#### [Given problem]
Below are the records; reproduce all of them exactly but without any images.

╭──

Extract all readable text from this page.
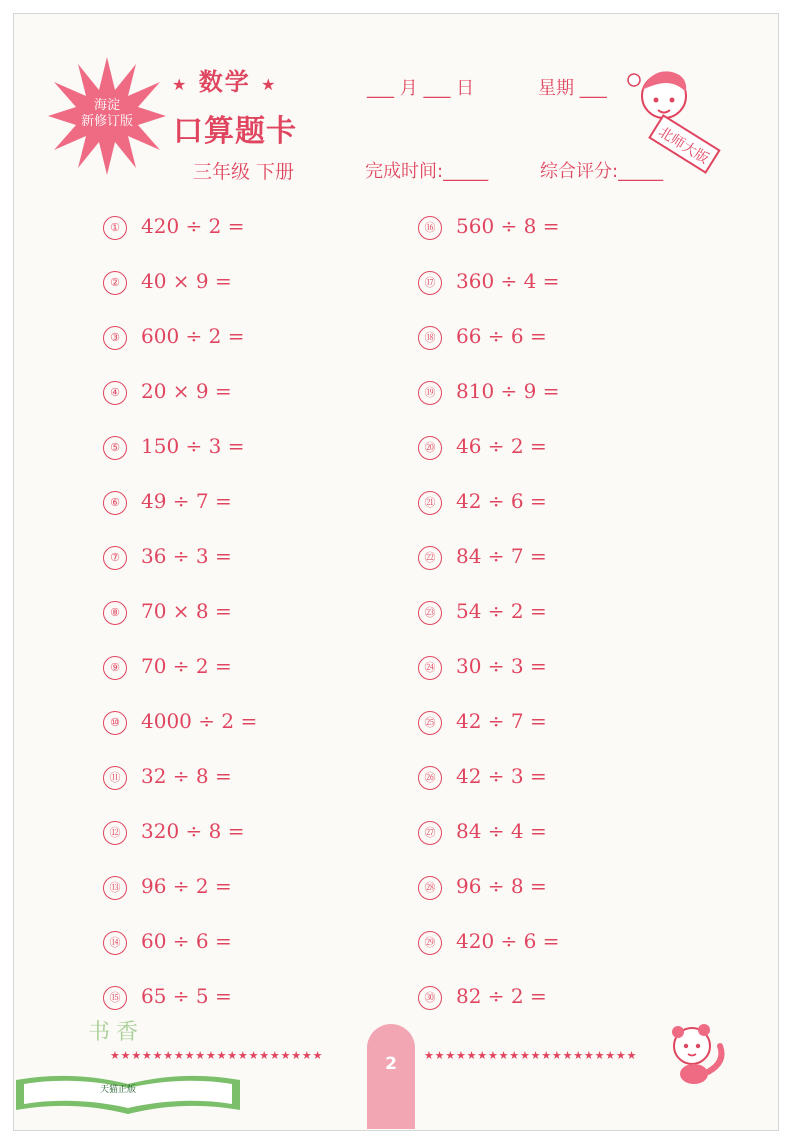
海淀
新修订版
★ 数学 ★
口算题卡
三年级 下册
___ 月 ___ 日	星期 ___
完成时间:_____	综合评分:_____
北师大版
① 420 ÷ 2 =
② 40 × 9 =
③ 600 ÷ 2 =
④ 20 × 9 =
⑤ 150 ÷ 3 =
⑥ 49 ÷ 7 =
⑦ 36 ÷ 3 =
⑧ 70 × 8 =
⑨ 70 ÷ 2 =
⑩ 4000 ÷ 2 =
⑪ 32 ÷ 8 =
⑫ 320 ÷ 8 =
⑬ 96 ÷ 2 =
⑭ 60 ÷ 6 =
⑮ 65 ÷ 5 =
⑯ 560 ÷ 8 =
⑰ 360 ÷ 4 =
⑱ 66 ÷ 6 =
⑲ 810 ÷ 9 =
⑳ 46 ÷ 2 =
㉑ 42 ÷ 6 =
㉒ 84 ÷ 7 =
㉓ 54 ÷ 2 =
㉔ 30 ÷ 3 =
㉕ 42 ÷ 7 =
㉖ 42 ÷ 3 =
㉗ 84 ÷ 4 =
㉘ 96 ÷ 8 =
㉙ 420 ÷ 6 =
㉚ 82 ÷ 2 =
★★★★★★★★★★★★★★★★★★★★	2	★★★★★★★★★★★★★★★★★★★★
书香
天猫正版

╰──

#### [Output for this task]
Extract all readable text from this page.
海淀
新修订版
★ 数学 ★
口算题卡
三年级 下册
___ 月 ___ 日	星期 ___
完成时间:_____	综合评分:_____
北师大版
① 420 ÷ 2 =
② 40 × 9 =
③ 600 ÷ 2 =
④ 20 × 9 =
⑤ 150 ÷ 3 =
⑥ 49 ÷ 7 =
⑦ 36 ÷ 3 =
⑧ 70 × 8 =
⑨ 70 ÷ 2 =
⑩ 4000 ÷ 2 =
⑪ 32 ÷ 8 =
⑫ 320 ÷ 8 =
⑬ 96 ÷ 2 =
⑭ 60 ÷ 6 =
⑮ 65 ÷ 5 =
⑯ 560 ÷ 8 =
⑰ 360 ÷ 4 =
⑱ 66 ÷ 6 =
⑲ 810 ÷ 9 =
⑳ 46 ÷ 2 =
㉑ 42 ÷ 6 =
㉒ 84 ÷ 7 =
㉓ 54 ÷ 2 =
㉔ 30 ÷ 3 =
㉕ 42 ÷ 7 =
㉖ 42 ÷ 3 =
㉗ 84 ÷ 4 =
㉘ 96 ÷ 8 =
㉙ 420 ÷ 6 =
㉚ 82 ÷ 2 =
★★★★★★★★★★★★★★★★★★★★	2	★★★★★★★★★★★★★★★★★★★★
书香
天猫正版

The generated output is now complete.